Isolate every line in the data with the string "Người" and copy it.
________________________
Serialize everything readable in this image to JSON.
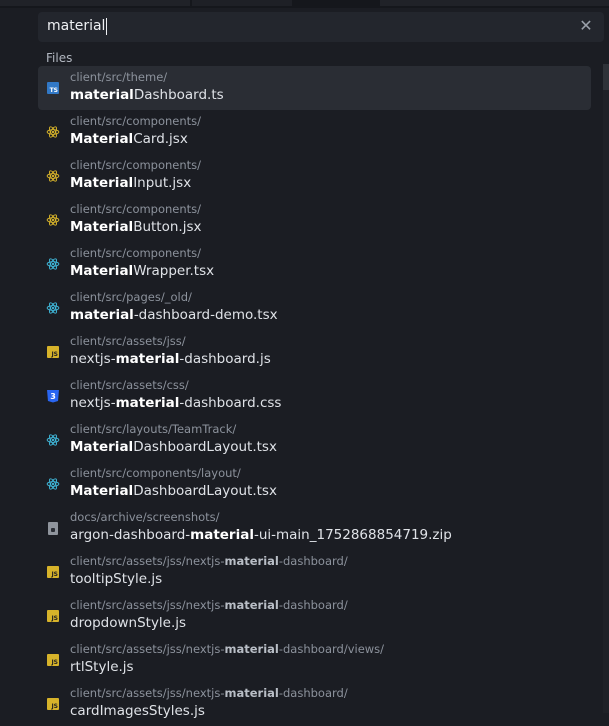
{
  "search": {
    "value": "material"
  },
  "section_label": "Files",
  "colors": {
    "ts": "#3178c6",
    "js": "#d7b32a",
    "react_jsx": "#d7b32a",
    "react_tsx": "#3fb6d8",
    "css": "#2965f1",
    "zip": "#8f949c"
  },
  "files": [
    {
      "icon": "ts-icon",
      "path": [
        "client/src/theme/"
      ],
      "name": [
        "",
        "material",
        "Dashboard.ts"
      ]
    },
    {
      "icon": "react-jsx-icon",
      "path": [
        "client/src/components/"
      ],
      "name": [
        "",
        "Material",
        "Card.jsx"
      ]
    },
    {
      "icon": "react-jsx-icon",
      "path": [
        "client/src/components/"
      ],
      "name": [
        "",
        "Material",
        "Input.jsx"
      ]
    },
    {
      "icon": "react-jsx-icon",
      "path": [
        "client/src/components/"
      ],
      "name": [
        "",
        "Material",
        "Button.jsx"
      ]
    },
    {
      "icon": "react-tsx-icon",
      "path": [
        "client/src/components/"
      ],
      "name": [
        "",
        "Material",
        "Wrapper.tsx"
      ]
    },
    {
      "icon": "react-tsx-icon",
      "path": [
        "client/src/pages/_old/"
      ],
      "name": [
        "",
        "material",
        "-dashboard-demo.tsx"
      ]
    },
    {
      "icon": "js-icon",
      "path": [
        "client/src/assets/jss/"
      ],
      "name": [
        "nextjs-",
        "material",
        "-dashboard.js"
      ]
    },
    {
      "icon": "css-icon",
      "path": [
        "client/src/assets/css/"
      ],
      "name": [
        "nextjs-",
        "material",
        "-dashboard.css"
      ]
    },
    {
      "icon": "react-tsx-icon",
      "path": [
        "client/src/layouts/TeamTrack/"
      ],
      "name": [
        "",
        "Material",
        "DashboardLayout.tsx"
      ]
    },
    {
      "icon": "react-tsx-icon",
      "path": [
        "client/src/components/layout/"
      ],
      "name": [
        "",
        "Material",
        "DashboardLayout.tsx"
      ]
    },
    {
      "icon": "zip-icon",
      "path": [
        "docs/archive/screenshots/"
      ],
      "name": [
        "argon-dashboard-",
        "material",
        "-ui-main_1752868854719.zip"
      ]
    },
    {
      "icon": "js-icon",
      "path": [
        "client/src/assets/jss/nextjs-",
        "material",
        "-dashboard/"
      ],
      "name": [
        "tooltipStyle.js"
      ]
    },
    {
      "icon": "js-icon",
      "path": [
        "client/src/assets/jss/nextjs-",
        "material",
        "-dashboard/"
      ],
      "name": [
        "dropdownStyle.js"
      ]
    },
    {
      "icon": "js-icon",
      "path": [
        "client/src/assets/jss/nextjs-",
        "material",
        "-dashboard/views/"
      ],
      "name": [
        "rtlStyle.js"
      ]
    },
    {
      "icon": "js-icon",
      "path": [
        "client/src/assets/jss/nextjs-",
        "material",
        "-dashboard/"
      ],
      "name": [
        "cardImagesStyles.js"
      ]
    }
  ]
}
________________________
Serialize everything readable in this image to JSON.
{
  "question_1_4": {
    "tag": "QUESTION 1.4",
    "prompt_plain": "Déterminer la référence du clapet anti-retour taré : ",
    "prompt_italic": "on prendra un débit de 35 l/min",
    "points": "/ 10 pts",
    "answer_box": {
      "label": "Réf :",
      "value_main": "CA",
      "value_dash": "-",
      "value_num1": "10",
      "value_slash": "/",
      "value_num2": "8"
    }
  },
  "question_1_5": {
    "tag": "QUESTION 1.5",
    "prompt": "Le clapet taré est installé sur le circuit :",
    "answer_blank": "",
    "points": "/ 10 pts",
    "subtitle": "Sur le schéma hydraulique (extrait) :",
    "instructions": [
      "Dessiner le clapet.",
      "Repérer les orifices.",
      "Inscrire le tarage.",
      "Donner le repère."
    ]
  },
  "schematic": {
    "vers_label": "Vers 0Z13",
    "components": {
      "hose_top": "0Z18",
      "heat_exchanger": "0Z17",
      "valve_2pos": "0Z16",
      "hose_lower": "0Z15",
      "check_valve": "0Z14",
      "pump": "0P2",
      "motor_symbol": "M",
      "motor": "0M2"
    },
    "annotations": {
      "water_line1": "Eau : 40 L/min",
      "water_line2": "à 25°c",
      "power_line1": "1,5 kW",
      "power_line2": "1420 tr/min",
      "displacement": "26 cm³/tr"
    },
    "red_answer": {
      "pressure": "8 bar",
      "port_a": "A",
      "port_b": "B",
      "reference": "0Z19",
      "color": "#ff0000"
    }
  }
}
________________________
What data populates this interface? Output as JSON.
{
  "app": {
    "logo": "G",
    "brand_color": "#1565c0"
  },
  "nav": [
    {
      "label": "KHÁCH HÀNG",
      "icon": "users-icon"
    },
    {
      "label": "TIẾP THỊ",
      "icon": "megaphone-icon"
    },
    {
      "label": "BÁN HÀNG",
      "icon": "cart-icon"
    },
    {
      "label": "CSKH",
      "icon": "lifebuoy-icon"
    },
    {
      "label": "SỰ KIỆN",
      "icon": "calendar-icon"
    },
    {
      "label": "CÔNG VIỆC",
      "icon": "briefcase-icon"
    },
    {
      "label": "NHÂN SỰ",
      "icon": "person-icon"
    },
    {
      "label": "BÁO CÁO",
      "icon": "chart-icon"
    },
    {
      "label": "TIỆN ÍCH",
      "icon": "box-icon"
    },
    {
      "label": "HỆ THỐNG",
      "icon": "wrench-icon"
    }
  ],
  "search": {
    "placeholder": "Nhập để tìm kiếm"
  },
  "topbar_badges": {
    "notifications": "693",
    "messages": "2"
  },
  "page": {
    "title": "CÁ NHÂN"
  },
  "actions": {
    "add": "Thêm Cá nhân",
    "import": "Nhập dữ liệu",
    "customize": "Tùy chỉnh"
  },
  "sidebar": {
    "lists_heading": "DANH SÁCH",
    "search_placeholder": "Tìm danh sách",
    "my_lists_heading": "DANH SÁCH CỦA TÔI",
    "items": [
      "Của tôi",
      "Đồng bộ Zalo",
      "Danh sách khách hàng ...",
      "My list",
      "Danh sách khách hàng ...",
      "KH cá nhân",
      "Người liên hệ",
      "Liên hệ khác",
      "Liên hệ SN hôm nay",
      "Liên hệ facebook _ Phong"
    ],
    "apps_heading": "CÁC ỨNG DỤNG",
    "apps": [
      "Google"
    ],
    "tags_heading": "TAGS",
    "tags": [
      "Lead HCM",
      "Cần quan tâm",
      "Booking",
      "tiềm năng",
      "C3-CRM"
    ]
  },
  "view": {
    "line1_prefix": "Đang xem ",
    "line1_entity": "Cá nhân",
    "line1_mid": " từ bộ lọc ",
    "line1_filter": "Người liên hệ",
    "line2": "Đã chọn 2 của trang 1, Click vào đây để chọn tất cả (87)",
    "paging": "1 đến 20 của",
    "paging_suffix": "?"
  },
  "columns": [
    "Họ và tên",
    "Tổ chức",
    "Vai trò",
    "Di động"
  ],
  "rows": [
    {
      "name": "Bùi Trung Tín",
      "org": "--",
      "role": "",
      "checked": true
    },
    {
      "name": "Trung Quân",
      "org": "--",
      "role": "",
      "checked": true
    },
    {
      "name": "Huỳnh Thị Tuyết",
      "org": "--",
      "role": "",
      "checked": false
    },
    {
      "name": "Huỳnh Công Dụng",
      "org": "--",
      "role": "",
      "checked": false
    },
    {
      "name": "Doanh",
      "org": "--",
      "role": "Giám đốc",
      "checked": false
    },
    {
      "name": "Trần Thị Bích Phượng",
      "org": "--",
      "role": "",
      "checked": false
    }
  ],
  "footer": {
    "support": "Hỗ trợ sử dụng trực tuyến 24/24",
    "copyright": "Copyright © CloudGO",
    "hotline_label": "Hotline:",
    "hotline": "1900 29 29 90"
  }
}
________________________
*Exercise output:*
      "Người liên hệ",
    "line1_filter": "Người liên hệ",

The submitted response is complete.